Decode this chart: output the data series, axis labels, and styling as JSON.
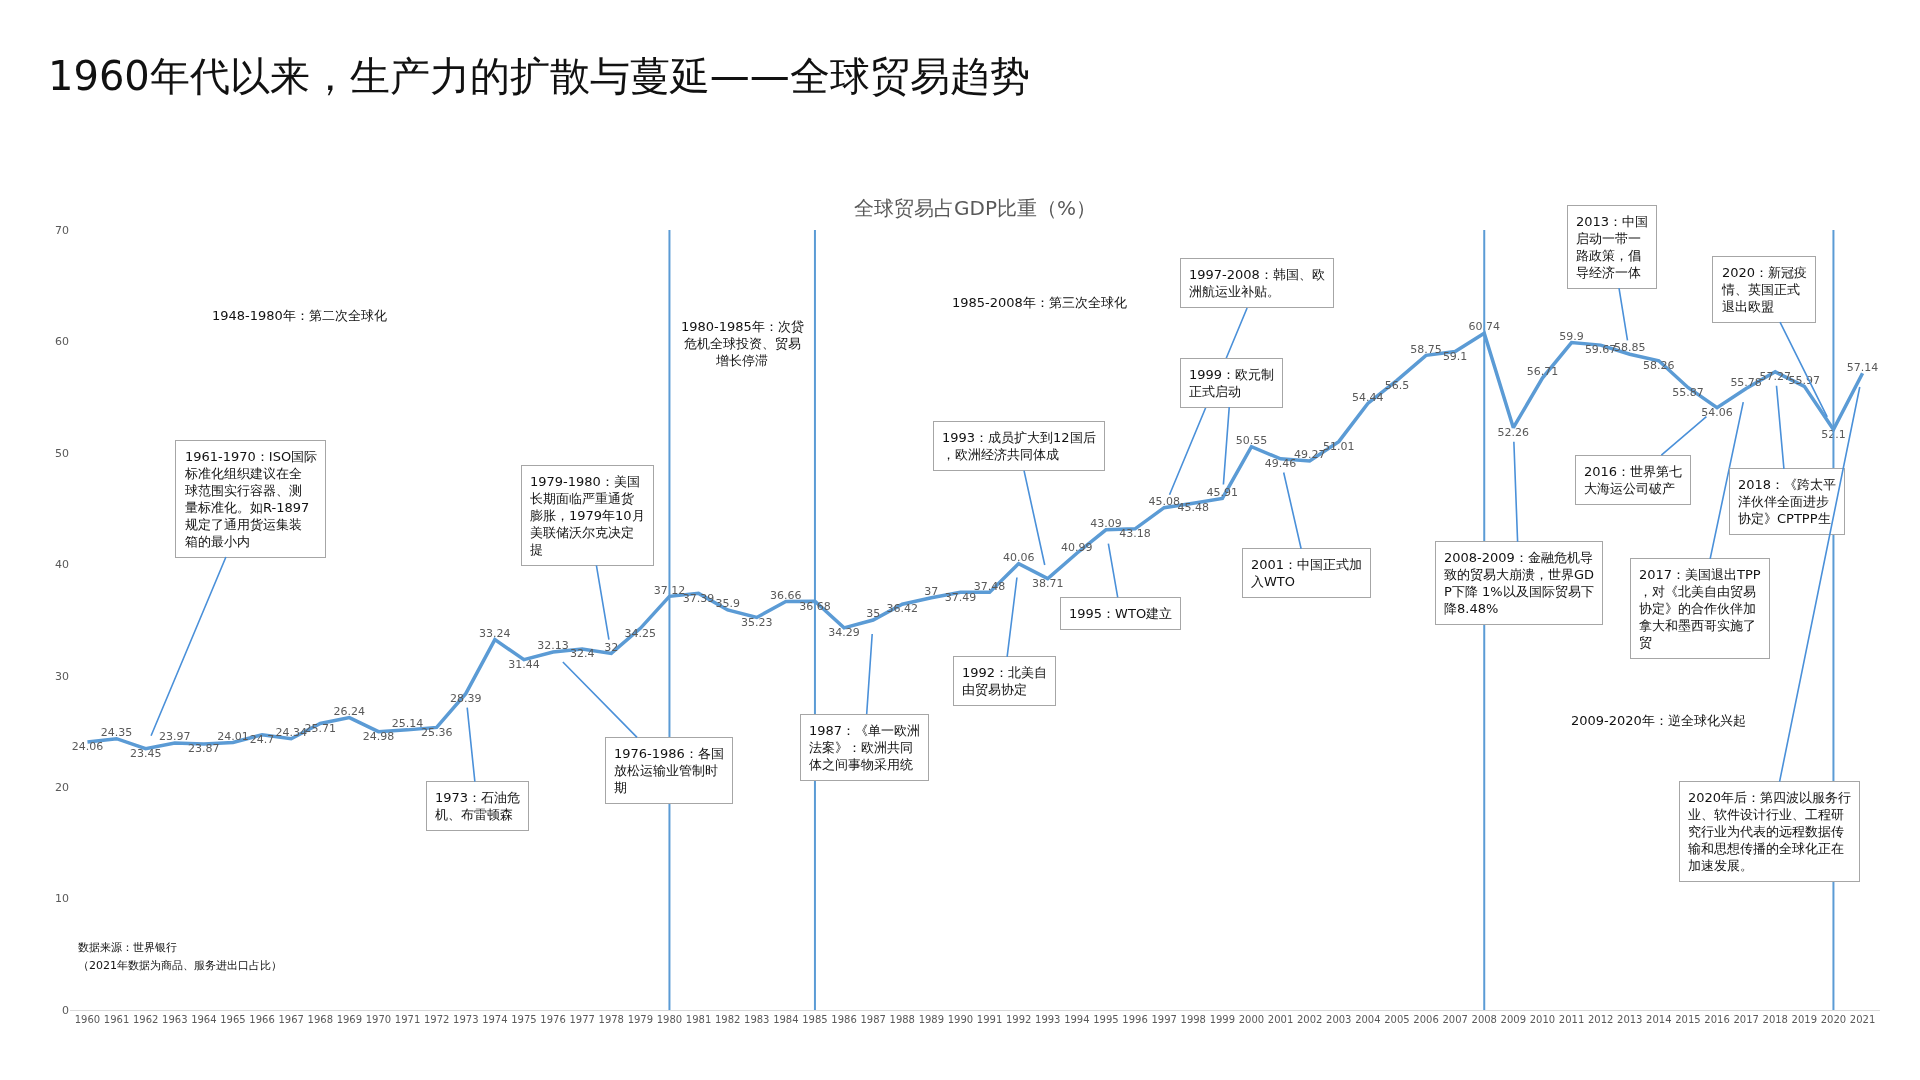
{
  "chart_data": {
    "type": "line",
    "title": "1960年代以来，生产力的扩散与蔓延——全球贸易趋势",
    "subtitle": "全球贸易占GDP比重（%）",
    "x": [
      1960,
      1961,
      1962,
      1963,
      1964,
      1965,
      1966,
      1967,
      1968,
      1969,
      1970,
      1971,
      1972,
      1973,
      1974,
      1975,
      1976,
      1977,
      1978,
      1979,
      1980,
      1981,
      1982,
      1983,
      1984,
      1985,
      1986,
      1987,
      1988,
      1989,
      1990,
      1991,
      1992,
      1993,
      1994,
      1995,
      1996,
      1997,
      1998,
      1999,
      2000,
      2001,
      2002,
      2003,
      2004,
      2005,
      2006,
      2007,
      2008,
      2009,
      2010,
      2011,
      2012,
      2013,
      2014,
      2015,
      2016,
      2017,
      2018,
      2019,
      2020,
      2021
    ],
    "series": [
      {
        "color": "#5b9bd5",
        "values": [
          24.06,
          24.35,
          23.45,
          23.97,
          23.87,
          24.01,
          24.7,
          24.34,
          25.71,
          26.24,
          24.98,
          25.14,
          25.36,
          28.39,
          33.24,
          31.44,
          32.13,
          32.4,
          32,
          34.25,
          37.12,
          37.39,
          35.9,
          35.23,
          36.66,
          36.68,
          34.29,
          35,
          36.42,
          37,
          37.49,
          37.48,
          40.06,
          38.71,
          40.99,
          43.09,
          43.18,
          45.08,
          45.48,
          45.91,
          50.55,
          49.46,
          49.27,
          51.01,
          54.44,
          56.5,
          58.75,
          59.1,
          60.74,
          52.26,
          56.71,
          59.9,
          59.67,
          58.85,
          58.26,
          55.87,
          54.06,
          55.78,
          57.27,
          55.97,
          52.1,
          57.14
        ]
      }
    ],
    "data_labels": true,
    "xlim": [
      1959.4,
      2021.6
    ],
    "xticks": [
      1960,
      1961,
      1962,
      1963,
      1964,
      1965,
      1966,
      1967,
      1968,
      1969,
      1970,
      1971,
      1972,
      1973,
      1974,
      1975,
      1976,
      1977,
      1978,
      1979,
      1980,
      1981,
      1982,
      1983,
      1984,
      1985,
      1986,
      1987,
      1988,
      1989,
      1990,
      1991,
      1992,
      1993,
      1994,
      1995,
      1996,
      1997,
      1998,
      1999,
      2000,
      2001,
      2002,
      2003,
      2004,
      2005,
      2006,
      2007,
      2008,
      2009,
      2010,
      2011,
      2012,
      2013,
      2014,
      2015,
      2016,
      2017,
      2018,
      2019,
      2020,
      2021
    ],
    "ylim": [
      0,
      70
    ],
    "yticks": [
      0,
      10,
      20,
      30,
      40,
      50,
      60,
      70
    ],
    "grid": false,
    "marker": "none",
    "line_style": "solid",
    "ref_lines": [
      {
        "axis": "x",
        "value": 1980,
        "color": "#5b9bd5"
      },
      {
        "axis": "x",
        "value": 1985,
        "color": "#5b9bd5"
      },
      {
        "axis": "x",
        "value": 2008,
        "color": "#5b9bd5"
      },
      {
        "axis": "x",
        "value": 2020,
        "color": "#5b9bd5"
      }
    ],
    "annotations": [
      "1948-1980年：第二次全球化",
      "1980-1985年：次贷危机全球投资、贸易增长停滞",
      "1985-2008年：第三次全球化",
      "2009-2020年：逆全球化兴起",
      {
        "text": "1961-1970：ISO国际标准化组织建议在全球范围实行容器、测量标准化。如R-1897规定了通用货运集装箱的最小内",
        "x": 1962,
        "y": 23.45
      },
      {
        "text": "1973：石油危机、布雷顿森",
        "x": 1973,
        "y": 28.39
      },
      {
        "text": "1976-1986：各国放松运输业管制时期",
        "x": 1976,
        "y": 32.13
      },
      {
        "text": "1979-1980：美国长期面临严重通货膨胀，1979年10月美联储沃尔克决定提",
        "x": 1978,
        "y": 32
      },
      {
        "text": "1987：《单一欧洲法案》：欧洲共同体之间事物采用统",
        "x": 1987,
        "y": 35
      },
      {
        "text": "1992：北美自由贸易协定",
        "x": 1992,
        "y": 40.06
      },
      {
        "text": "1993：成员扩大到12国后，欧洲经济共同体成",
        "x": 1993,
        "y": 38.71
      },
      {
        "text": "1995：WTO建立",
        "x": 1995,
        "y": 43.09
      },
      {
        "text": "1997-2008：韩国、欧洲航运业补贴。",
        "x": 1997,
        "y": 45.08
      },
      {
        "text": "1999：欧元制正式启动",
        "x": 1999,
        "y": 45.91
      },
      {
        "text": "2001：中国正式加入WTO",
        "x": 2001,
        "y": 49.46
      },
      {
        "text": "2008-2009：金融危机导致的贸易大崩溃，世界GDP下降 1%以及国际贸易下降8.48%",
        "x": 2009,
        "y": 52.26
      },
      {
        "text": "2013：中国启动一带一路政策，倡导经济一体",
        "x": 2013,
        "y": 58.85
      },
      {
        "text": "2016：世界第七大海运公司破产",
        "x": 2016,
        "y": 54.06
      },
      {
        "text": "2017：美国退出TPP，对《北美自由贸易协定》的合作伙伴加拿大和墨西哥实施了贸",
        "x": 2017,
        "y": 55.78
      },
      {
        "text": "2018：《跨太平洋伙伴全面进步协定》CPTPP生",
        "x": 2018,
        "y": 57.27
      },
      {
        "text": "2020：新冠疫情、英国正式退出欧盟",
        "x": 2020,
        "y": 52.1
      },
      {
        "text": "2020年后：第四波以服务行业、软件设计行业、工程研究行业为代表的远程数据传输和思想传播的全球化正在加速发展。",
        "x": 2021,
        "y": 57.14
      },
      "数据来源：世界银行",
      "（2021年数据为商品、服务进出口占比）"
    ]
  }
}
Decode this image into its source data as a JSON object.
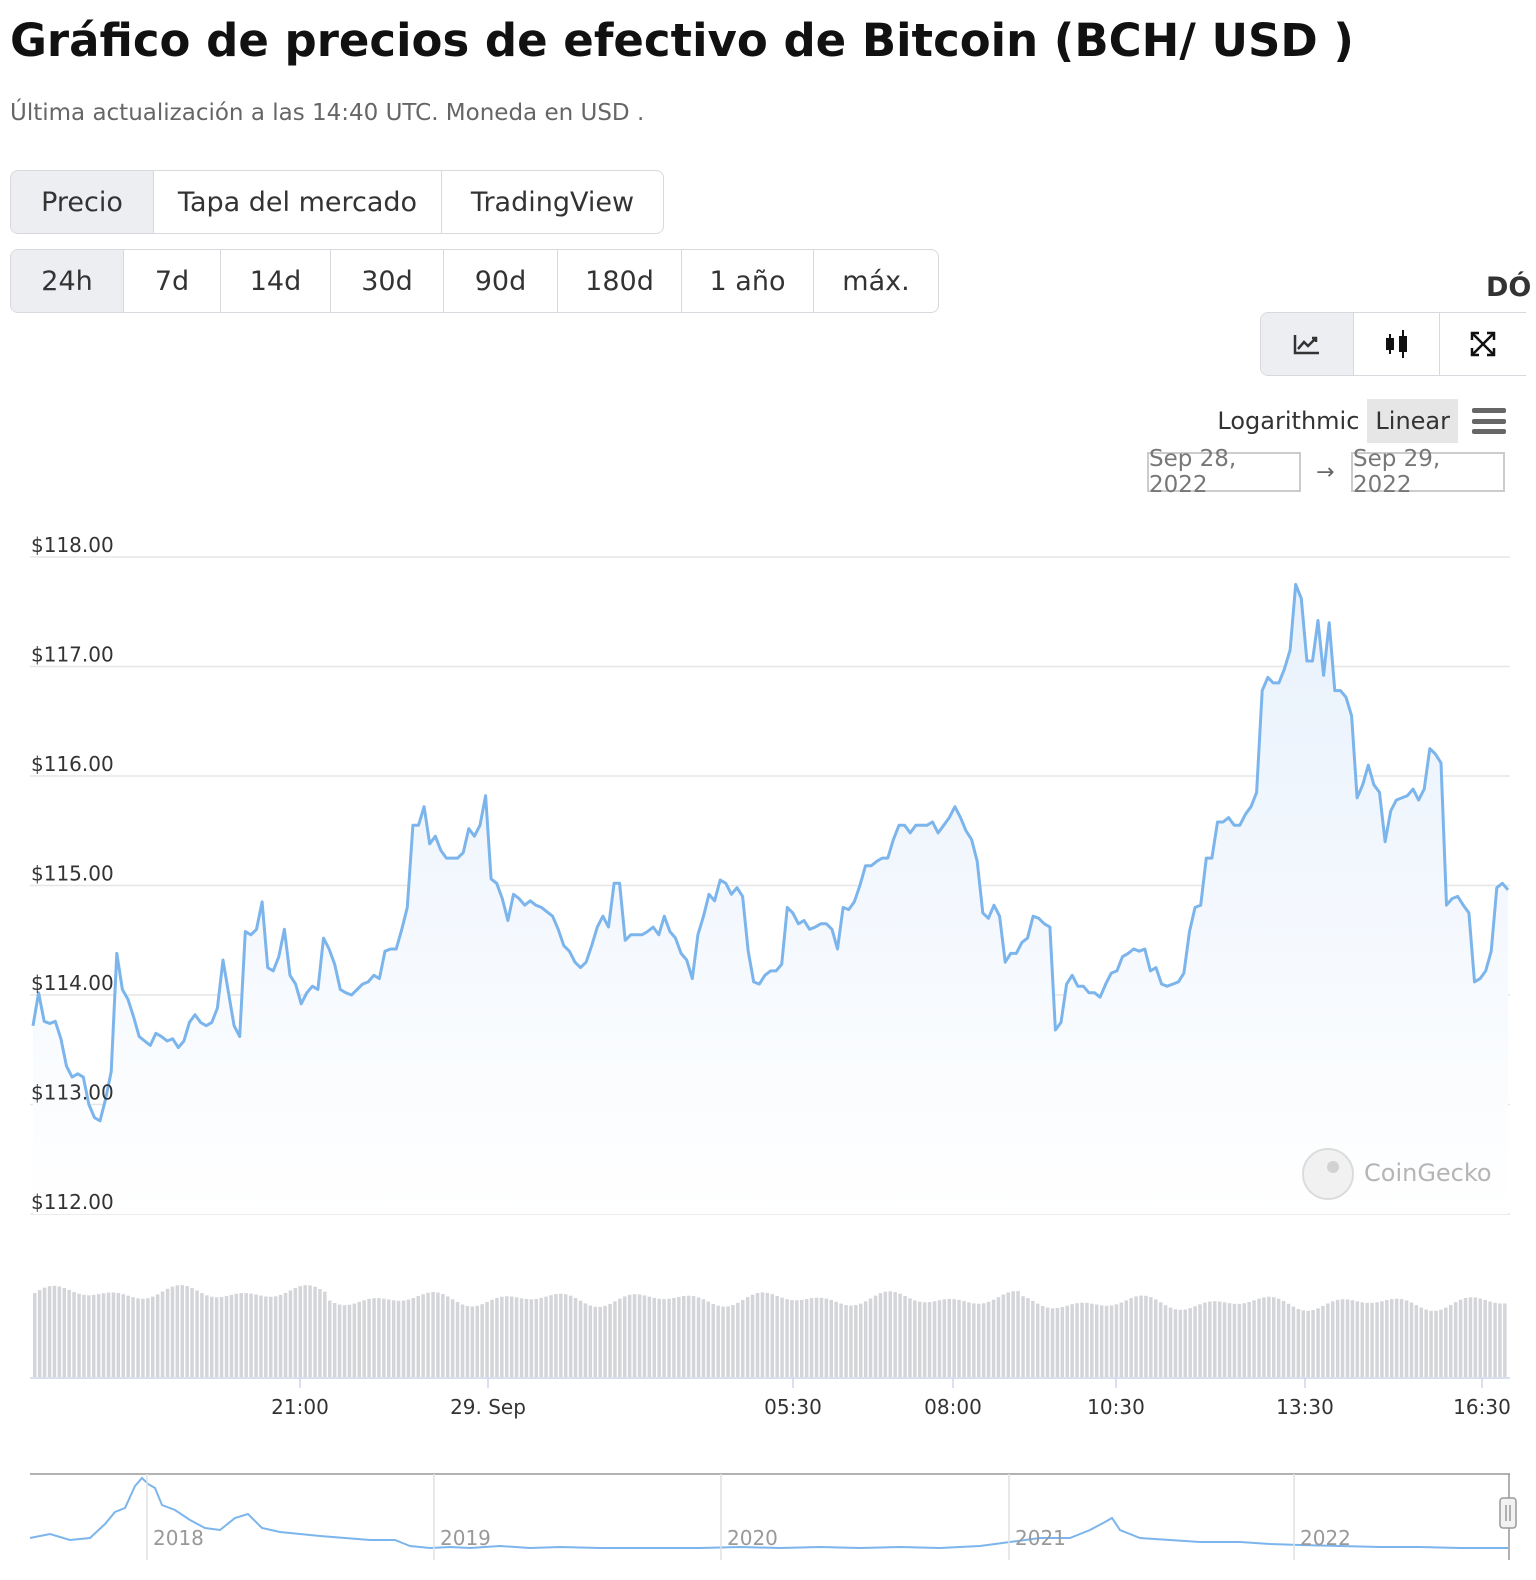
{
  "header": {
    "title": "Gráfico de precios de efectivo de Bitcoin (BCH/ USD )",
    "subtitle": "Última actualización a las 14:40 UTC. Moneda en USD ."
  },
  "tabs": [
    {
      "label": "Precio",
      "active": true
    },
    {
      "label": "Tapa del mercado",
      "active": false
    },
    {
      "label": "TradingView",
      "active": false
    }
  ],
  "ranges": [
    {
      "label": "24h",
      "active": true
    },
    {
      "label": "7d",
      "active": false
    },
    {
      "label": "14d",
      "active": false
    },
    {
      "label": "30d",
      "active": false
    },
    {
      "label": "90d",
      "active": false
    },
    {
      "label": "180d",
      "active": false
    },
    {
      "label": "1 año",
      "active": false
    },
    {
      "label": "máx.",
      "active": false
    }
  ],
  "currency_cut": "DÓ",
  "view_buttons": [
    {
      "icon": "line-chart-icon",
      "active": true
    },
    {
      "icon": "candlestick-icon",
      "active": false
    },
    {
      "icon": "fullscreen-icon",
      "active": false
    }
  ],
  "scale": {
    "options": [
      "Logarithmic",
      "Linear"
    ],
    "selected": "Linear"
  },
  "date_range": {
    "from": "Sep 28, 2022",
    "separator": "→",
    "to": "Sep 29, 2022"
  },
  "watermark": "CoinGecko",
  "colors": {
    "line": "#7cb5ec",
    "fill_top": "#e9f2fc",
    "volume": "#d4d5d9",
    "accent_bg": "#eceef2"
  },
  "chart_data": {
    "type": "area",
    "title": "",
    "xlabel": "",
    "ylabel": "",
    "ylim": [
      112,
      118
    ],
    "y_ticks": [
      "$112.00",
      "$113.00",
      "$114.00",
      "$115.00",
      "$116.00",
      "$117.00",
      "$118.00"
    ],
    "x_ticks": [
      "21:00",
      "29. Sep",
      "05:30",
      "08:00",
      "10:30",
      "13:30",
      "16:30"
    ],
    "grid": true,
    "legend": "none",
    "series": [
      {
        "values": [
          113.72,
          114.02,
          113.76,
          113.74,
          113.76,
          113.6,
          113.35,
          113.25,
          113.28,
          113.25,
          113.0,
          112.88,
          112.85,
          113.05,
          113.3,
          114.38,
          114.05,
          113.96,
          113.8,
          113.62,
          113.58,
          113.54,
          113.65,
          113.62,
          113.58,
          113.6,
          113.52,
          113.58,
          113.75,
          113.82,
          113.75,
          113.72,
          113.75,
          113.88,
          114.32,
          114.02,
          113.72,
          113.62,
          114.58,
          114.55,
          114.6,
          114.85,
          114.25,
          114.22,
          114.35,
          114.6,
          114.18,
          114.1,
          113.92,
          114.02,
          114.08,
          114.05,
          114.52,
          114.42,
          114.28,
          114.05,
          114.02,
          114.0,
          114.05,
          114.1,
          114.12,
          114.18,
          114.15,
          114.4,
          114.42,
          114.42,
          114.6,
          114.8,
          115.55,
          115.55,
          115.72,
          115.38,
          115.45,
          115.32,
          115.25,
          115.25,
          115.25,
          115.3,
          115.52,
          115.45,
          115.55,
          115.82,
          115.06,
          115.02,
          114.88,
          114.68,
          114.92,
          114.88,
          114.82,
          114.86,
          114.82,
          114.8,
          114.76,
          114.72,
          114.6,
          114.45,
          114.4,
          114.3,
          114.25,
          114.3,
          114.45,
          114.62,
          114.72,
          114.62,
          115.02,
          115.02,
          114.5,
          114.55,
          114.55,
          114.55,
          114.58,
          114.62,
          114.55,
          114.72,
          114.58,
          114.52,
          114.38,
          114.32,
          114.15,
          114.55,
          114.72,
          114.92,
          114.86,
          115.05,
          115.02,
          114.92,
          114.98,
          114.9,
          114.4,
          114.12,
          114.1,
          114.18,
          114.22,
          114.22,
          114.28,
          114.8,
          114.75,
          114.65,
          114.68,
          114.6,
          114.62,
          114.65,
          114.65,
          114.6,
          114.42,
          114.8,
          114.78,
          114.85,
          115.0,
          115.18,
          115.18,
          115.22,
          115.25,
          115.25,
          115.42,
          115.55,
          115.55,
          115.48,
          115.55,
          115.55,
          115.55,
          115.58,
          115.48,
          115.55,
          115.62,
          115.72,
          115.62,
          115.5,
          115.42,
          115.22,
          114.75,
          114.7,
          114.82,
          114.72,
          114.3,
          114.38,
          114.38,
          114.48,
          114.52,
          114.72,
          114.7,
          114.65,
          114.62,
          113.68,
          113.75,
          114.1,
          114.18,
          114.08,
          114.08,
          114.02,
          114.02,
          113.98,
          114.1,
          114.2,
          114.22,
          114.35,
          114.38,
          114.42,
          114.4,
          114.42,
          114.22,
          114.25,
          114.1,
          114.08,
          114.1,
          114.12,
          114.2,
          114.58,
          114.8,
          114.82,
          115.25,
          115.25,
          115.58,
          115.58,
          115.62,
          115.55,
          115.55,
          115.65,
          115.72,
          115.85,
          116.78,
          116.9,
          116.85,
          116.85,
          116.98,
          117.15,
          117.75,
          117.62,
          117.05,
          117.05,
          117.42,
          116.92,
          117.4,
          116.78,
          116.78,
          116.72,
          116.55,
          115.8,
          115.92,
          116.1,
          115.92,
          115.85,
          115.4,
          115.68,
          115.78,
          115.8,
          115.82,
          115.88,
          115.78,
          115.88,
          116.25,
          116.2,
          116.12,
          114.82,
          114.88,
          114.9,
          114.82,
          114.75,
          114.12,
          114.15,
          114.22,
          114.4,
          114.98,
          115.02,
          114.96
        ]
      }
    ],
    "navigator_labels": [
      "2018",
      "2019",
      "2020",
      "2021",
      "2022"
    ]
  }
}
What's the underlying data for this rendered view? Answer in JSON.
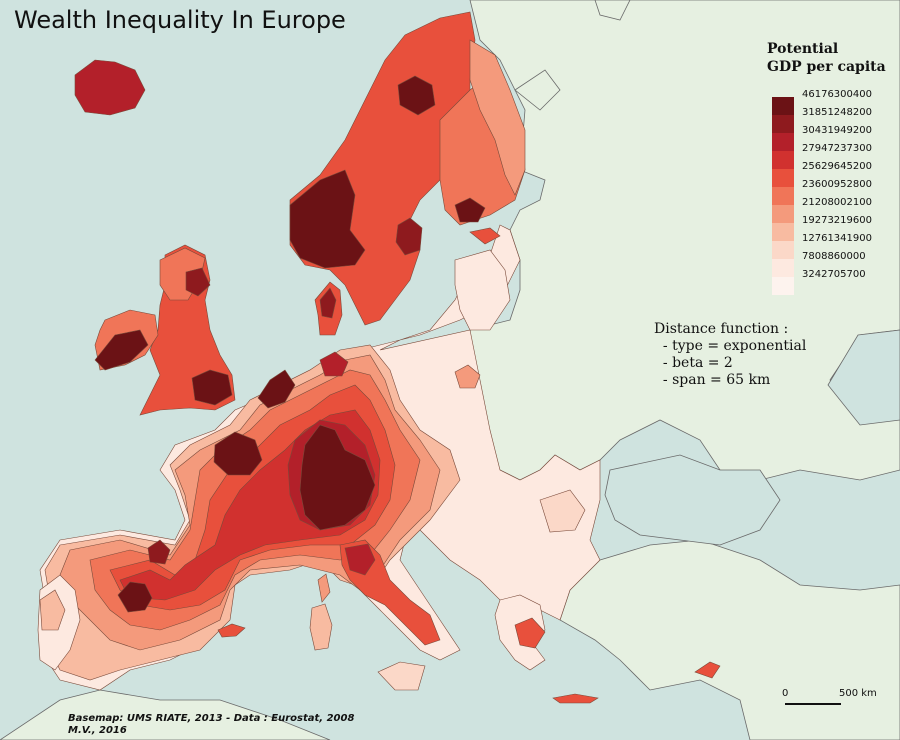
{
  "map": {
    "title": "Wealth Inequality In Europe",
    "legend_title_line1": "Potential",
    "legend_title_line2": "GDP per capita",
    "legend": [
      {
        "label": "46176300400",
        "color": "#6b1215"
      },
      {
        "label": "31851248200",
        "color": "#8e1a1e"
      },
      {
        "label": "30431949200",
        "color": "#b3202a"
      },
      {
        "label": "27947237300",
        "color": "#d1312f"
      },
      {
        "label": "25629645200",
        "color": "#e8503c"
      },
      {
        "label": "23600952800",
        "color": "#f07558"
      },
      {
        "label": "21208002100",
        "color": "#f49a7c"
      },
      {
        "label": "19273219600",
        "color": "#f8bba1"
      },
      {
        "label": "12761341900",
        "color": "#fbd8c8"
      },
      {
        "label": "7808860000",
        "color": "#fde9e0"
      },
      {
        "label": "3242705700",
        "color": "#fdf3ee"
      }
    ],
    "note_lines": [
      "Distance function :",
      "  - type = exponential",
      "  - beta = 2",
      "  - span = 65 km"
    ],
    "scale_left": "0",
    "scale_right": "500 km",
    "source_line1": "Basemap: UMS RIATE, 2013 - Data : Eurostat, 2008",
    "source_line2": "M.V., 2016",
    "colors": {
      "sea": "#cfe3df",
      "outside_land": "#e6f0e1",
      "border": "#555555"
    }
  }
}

::::

AIM -> Using the records above, copy exactly and only the lines from the line with "What's the underlying" through the end, both included; leave every picture out.

EXPECTED ANSWER ->
What's the underlying data for this rendered view? Answer in JSON.
{
  "map": {
    "title": "Wealth Inequality In Europe",
    "legend_title_line1": "Potential",
    "legend_title_line2": "GDP per capita",
    "legend": [
      {
        "label": "46176300400",
        "color": "#6b1215"
      },
      {
        "label": "31851248200",
        "color": "#8e1a1e"
      },
      {
        "label": "30431949200",
        "color": "#b3202a"
      },
      {
        "label": "27947237300",
        "color": "#d1312f"
      },
      {
        "label": "25629645200",
        "color": "#e8503c"
      },
      {
        "label": "23600952800",
        "color": "#f07558"
      },
      {
        "label": "21208002100",
        "color": "#f49a7c"
      },
      {
        "label": "19273219600",
        "color": "#f8bba1"
      },
      {
        "label": "12761341900",
        "color": "#fbd8c8"
      },
      {
        "label": "7808860000",
        "color": "#fde9e0"
      },
      {
        "label": "3242705700",
        "color": "#fdf3ee"
      }
    ],
    "note_lines": [
      "Distance function :",
      "  - type = exponential",
      "  - beta = 2",
      "  - span = 65 km"
    ],
    "scale_left": "0",
    "scale_right": "500 km",
    "source_line1": "Basemap: UMS RIATE, 2013 - Data : Eurostat, 2008",
    "source_line2": "M.V., 2016",
    "colors": {
      "sea": "#cfe3df",
      "outside_land": "#e6f0e1",
      "border": "#555555"
    }
  }
}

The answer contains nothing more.